Data supplied ▸
• • • • •

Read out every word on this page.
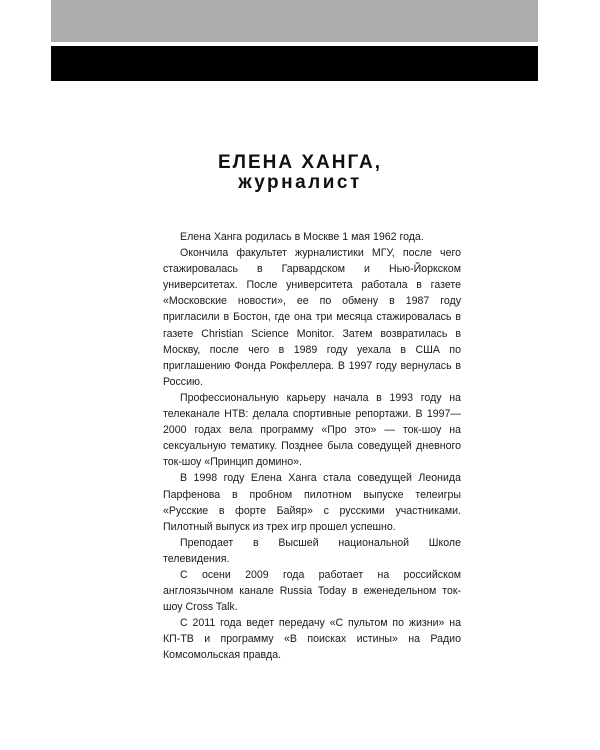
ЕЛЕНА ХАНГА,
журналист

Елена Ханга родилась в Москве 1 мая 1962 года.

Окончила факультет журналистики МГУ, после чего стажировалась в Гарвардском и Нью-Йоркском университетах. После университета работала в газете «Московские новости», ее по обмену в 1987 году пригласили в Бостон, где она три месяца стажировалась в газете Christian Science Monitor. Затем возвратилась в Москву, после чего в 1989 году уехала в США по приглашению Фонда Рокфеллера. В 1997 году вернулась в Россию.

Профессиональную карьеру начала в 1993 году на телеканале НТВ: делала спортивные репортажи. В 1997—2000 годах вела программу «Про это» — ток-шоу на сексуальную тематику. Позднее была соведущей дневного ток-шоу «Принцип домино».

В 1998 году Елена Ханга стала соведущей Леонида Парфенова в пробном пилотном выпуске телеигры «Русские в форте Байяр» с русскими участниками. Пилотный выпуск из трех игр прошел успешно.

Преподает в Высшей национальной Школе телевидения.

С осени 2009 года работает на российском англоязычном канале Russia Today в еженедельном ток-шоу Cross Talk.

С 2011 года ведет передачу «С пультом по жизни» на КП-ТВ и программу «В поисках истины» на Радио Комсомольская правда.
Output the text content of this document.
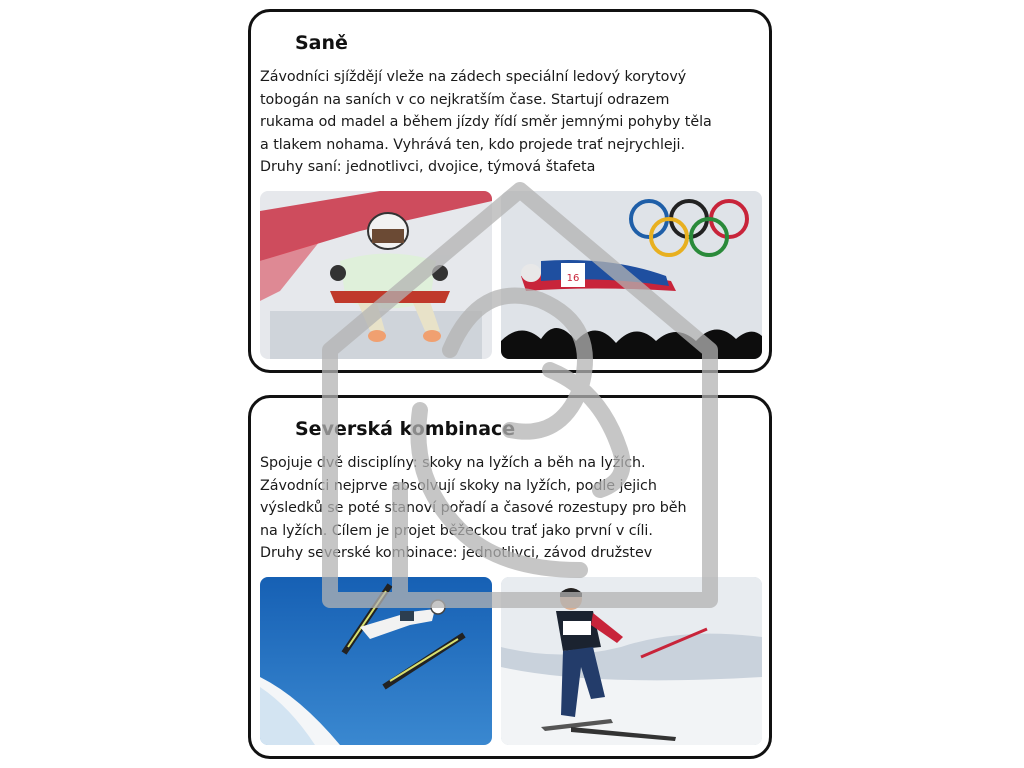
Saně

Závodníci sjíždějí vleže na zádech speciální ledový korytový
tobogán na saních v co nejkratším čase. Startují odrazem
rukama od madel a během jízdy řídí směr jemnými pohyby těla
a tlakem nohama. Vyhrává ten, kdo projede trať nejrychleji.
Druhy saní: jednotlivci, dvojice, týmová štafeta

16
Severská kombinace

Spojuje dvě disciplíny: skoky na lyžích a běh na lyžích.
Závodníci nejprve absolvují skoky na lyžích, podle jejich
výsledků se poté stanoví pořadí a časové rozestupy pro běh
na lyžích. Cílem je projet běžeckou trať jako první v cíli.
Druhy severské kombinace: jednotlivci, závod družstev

• • • • •

Short problem ▸ The records above need to be restated word for word, with the pictures left out.

Exercise result ▸
Read out every word on this page.
ЕЛЕНА ХАНГА,
журналист

Елена Ханга родилась в Москве 1 мая 1962 года.

Окончила факультет журналистики МГУ, после чего стажировалась в Гарвардском и Нью-Йоркском университетах. После университета работала в газете «Московские новости», ее по обмену в 1987 году пригласили в Бостон, где она три месяца стажировалась в газете Christian Science Monitor. Затем возвратилась в Москву, после чего в 1989 году уехала в США по приглашению Фонда Рокфеллера. В 1997 году вернулась в Россию.

Профессиональную карьеру начала в 1993 году на телеканале НТВ: делала спортивные репортажи. В 1997—2000 годах вела программу «Про это» — ток-шоу на сексуальную тематику. Позднее была соведущей дневного ток-шоу «Принцип домино».

В 1998 году Елена Ханга стала соведущей Леонида Парфенова в пробном пилотном выпуске телеигры «Русские в форте Байяр» с русскими участниками. Пилотный выпуск из трех игр прошел успешно.

Преподает в Высшей национальной Школе телевидения.

С осени 2009 года работает на российском англоязычном канале Russia Today в еженедельном ток-шоу Cross Talk.

С 2011 года ведет передачу «С пультом по жизни» на КП-ТВ и программу «В поисках истины» на Радио Комсомольская правда.
Output the text content of this document.
Saně

Závodníci sjíždějí vleže na zádech speciální ledový korytový
tobogán na saních v co nejkratším čase. Startují odrazem
rukama od madel a během jízdy řídí směr jemnými pohyby těla
a tlakem nohama. Vyhrává ten, kdo projede trať nejrychleji.
Druhy saní: jednotlivci, dvojice, týmová štafeta

16
Severská kombinace

Spojuje dvě disciplíny: skoky na lyžích a běh na lyžích.
Závodníci nejprve absolvují skoky na lyžích, podle jejich
výsledků se poté stanoví pořadí a časové rozestupy pro běh
na lyžích. Cílem je projet běžeckou trať jako první v cíli.
Druhy severské kombinace: jednotlivci, závod družstev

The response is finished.